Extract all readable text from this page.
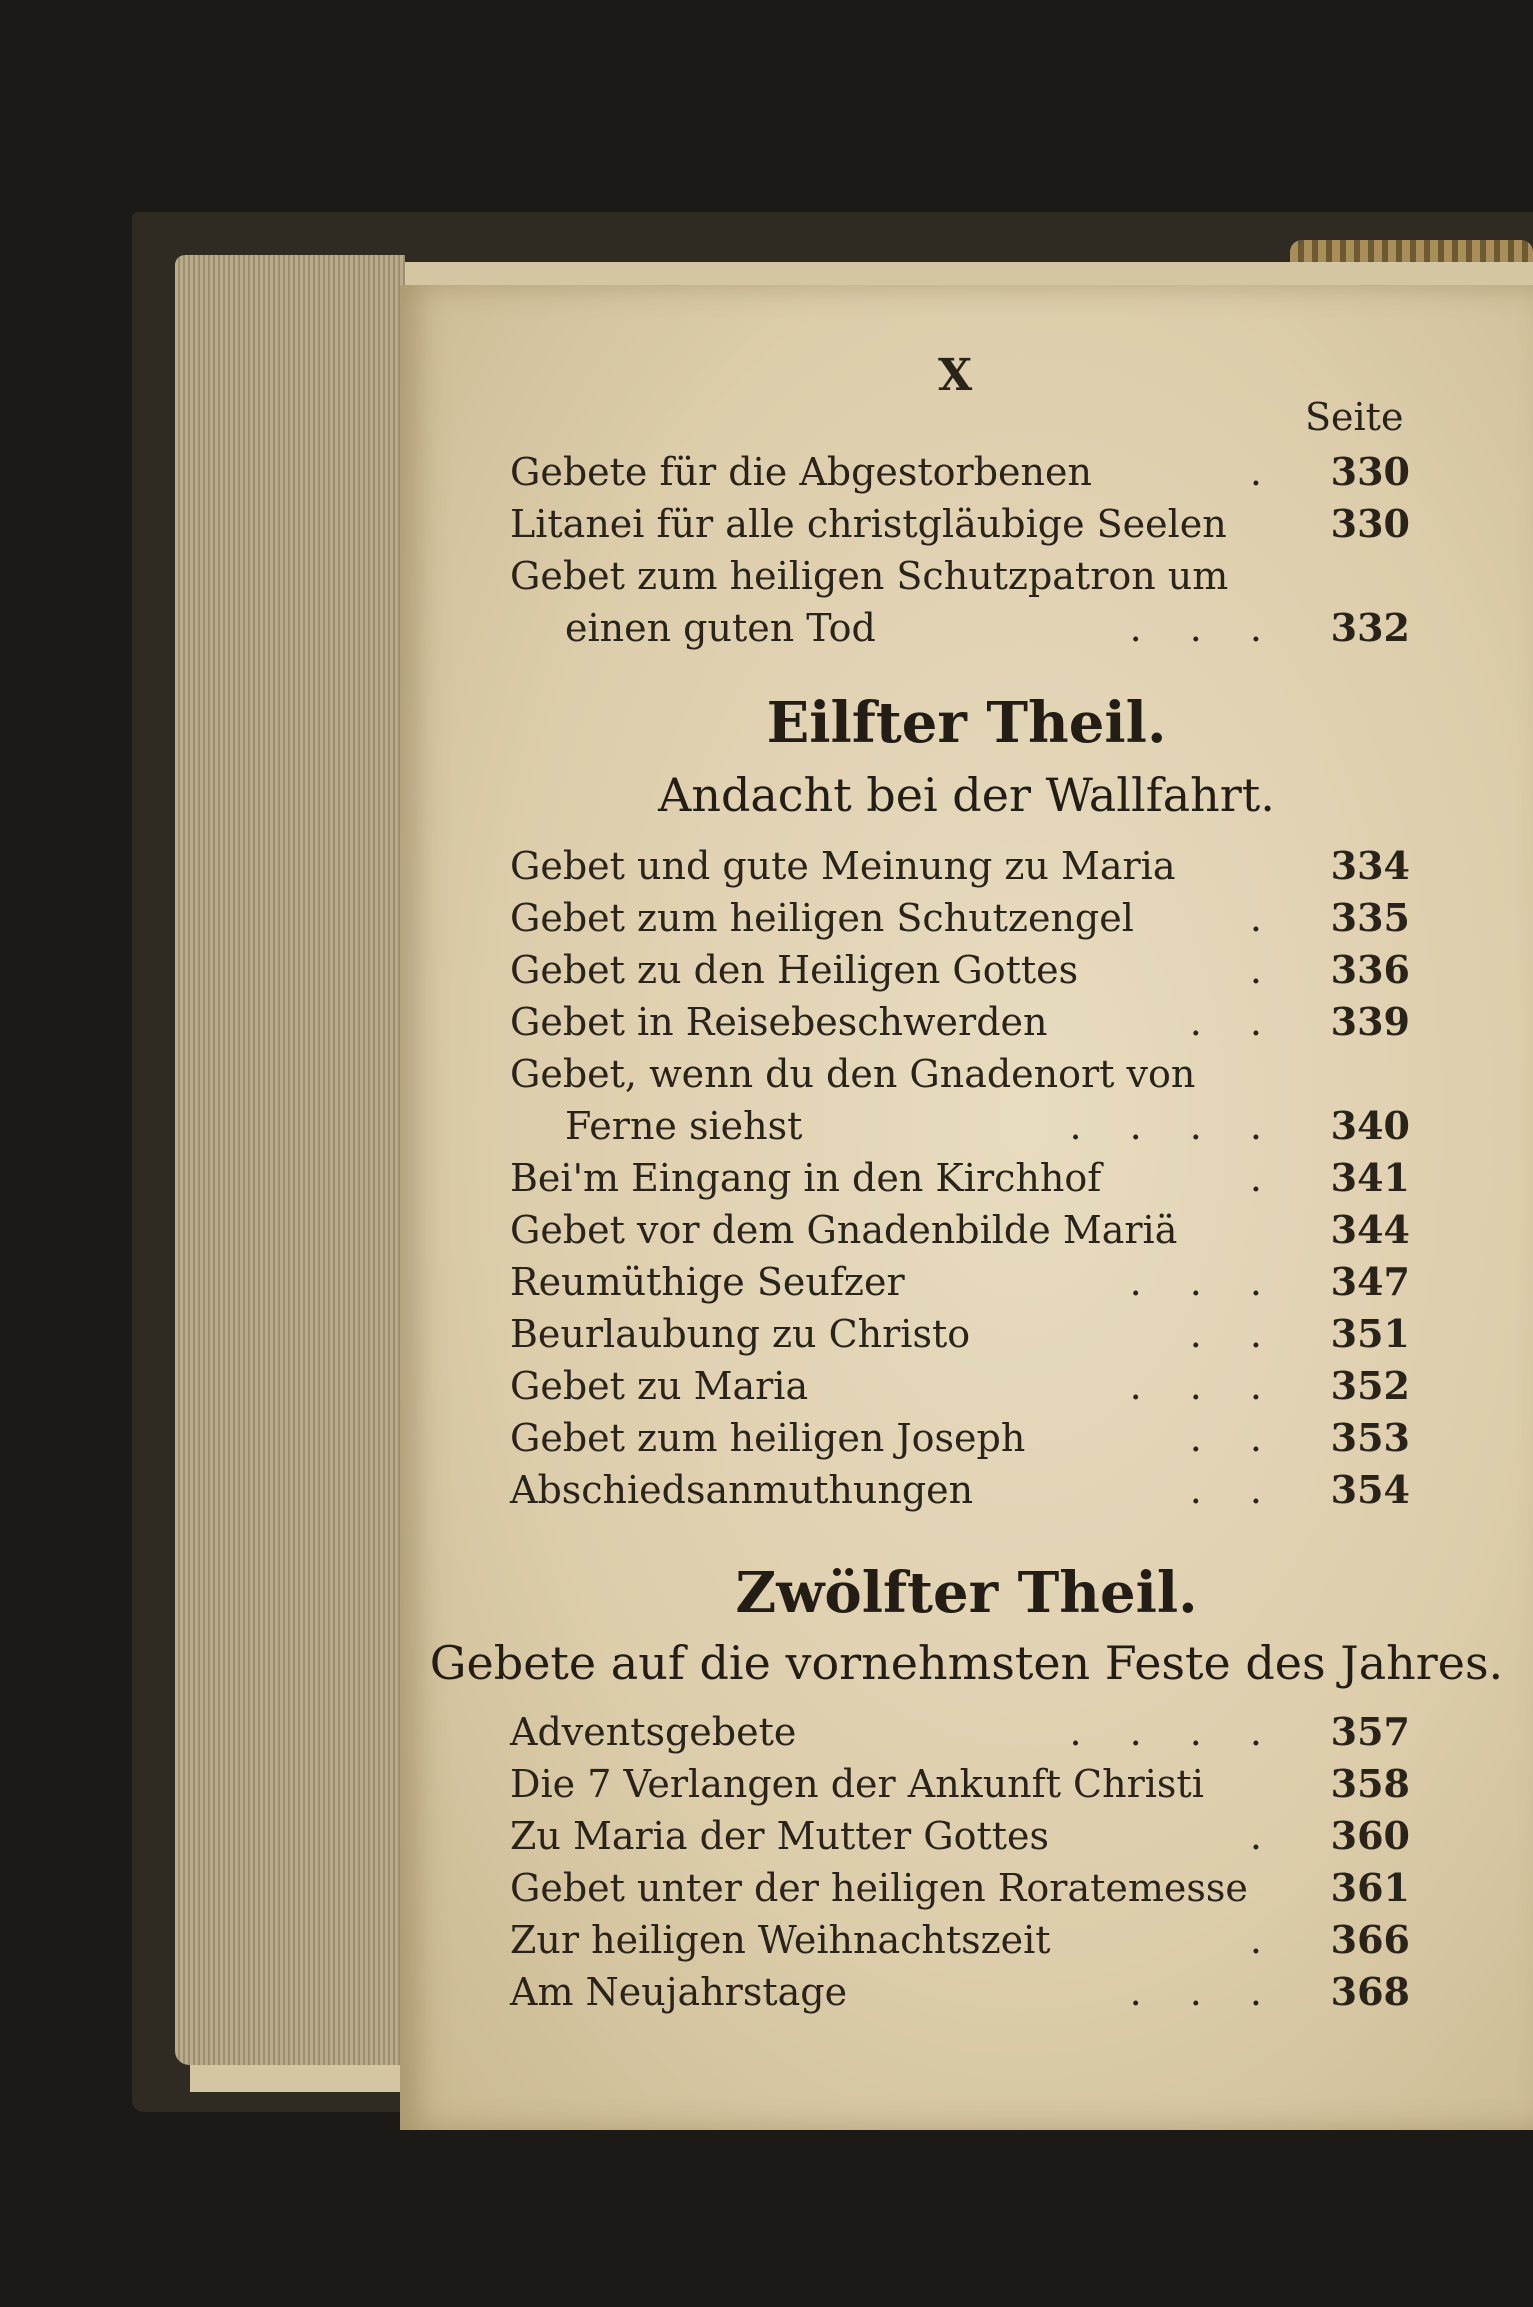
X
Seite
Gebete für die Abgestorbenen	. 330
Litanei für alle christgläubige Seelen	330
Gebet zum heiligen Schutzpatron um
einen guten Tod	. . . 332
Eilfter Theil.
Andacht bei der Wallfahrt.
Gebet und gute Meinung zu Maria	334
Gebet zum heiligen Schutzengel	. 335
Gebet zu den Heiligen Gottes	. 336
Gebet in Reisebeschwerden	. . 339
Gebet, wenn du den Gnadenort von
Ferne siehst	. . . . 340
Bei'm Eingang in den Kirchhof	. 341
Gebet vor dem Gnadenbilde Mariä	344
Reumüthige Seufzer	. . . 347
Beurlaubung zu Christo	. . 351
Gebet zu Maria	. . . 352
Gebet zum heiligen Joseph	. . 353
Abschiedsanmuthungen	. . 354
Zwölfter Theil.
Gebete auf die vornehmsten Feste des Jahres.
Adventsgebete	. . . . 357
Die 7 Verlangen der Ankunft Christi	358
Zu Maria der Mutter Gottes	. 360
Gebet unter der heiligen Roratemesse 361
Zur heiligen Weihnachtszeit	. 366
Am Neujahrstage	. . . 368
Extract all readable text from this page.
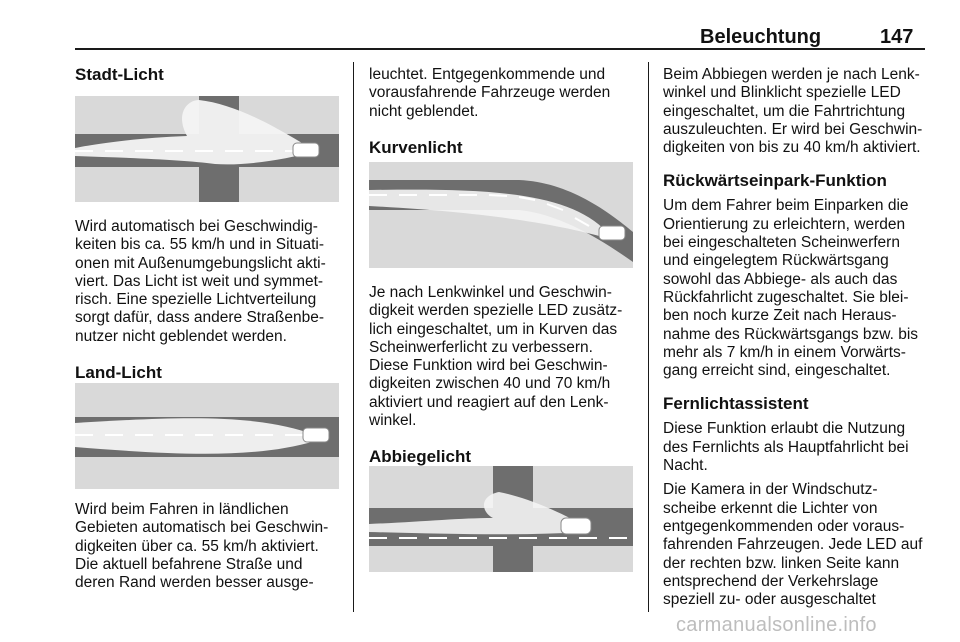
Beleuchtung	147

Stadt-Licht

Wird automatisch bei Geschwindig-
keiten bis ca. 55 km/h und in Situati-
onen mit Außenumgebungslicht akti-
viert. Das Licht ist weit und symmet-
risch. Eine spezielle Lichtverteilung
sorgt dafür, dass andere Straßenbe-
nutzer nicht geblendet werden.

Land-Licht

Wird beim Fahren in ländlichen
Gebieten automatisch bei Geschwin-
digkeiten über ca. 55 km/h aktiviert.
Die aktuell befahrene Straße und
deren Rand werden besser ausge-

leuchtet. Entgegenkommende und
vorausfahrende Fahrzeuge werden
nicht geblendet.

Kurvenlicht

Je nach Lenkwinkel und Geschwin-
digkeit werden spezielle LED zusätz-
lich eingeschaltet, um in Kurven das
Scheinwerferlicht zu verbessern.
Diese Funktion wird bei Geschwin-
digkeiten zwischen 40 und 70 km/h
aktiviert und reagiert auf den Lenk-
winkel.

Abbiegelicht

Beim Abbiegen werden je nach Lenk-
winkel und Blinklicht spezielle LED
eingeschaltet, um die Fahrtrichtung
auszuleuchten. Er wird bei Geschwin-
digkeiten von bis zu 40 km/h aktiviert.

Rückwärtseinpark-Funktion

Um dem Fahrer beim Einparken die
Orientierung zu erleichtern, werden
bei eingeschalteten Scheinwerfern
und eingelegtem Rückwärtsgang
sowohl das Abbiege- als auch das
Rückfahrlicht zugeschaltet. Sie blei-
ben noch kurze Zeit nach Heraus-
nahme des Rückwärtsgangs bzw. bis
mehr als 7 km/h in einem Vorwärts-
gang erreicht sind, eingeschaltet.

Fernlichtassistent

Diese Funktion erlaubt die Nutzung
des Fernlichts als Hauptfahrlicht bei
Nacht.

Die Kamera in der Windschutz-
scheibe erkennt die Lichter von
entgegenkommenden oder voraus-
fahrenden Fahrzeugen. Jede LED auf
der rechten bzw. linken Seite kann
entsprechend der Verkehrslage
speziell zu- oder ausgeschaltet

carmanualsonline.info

**What you should do**
Give only the count of lines in which the string "Diese" appears.

**Solution for this exercise**
2